* start *

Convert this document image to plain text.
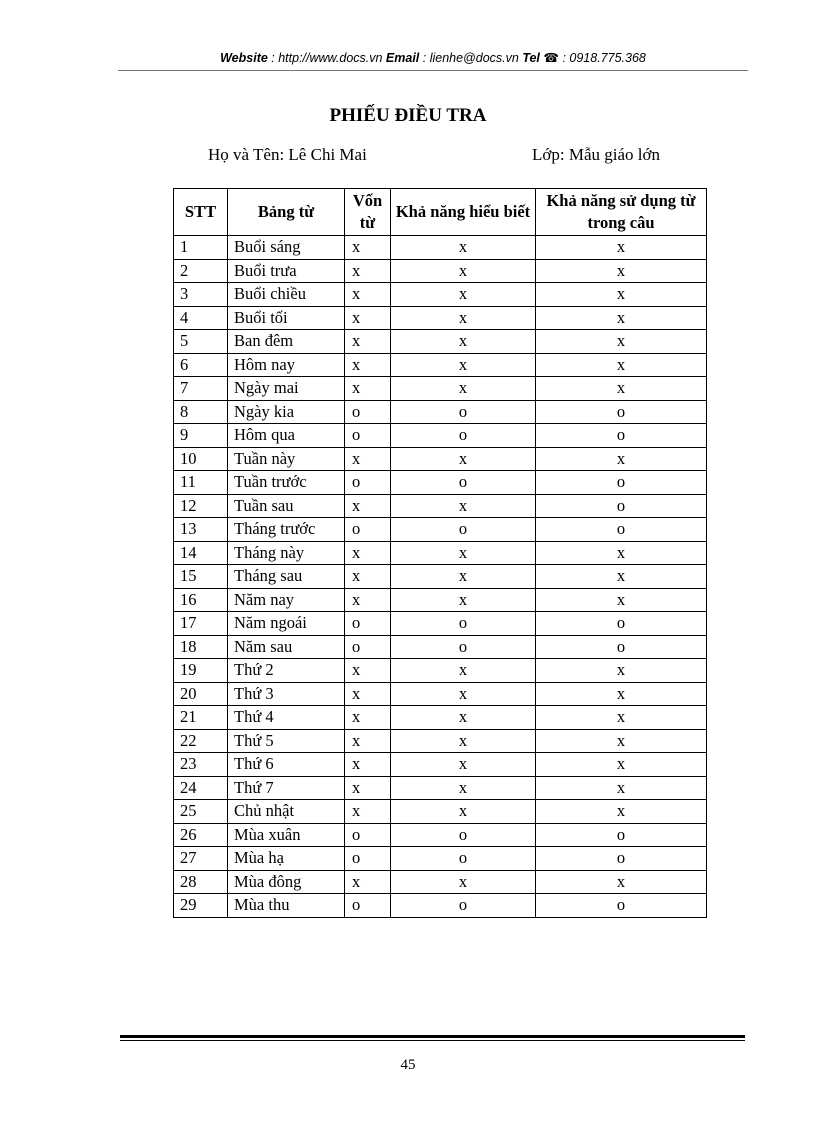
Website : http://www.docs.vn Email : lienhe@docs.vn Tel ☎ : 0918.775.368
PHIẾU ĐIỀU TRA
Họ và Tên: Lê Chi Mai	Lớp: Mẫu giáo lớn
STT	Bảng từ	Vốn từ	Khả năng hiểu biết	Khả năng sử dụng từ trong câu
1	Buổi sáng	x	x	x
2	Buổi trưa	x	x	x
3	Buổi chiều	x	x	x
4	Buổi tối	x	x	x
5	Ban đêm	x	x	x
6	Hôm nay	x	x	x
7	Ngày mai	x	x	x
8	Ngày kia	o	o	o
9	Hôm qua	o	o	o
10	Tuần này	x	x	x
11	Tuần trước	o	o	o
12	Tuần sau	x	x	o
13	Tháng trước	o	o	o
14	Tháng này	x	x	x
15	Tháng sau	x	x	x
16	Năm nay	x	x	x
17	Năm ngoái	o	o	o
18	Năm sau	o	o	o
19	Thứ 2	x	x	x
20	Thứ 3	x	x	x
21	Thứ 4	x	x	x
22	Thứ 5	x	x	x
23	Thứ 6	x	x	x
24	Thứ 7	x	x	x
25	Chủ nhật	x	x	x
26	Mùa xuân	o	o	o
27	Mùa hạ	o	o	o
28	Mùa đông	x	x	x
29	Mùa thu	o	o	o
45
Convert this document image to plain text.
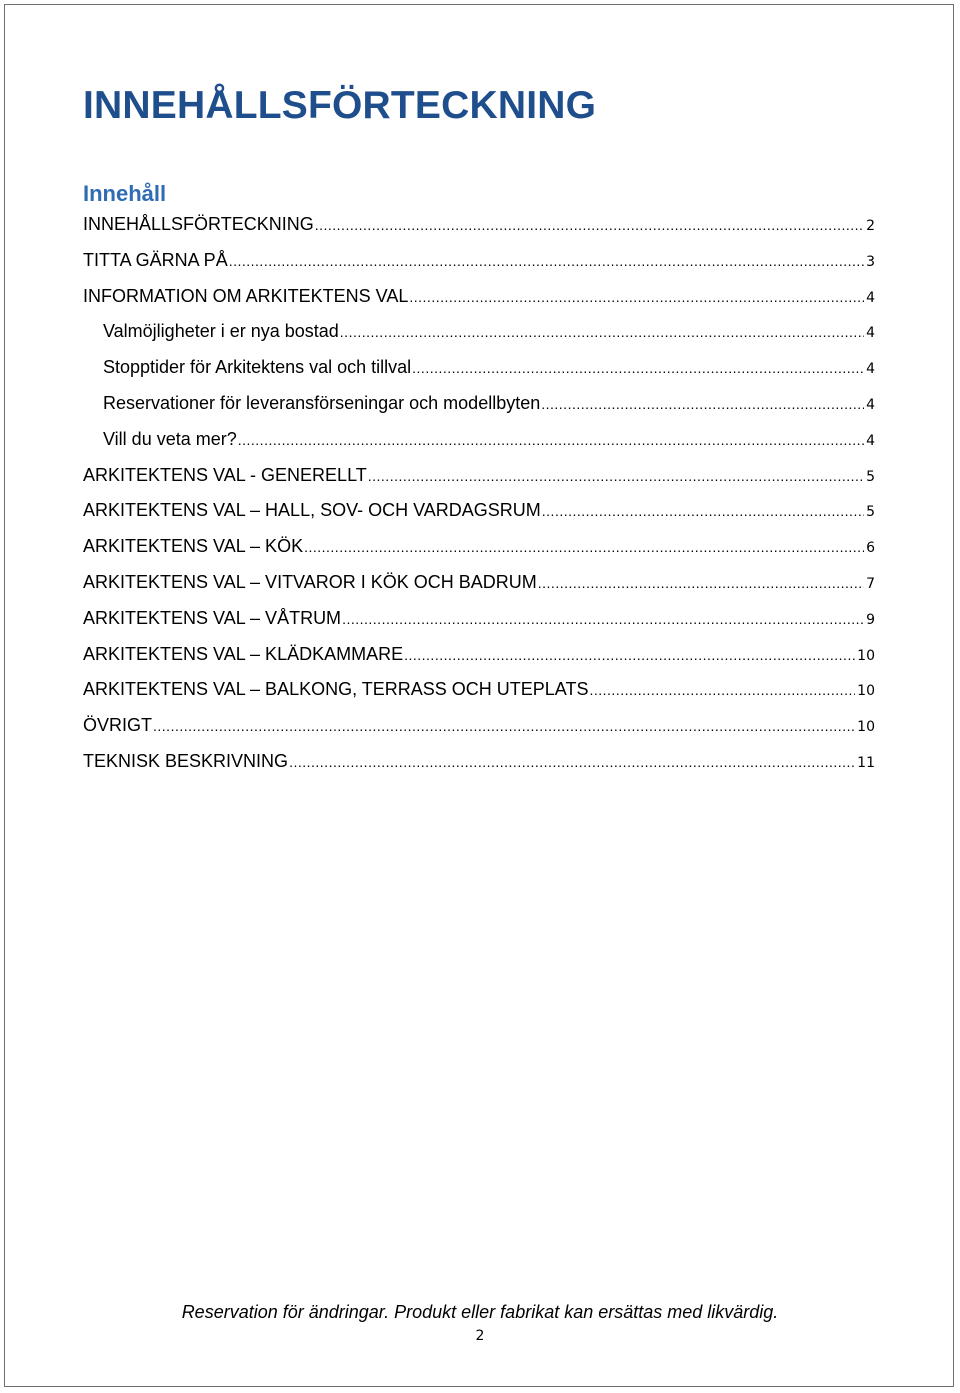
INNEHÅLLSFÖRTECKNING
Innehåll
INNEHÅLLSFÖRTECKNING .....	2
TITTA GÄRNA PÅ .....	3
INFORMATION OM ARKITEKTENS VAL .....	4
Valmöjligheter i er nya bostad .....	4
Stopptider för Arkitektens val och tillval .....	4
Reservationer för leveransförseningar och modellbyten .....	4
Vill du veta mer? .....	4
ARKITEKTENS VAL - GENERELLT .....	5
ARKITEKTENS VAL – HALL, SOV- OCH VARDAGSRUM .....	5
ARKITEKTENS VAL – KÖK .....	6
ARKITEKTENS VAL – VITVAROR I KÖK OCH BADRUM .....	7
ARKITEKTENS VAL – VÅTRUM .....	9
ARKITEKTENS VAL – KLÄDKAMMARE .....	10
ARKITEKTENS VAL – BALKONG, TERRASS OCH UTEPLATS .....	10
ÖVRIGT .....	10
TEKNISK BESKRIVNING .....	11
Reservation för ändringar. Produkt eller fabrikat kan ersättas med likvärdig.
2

* end *

Objective — Each line in the listing above either holds the string "Buổi" or does not; state how many do, giving the number only.

Solution — 4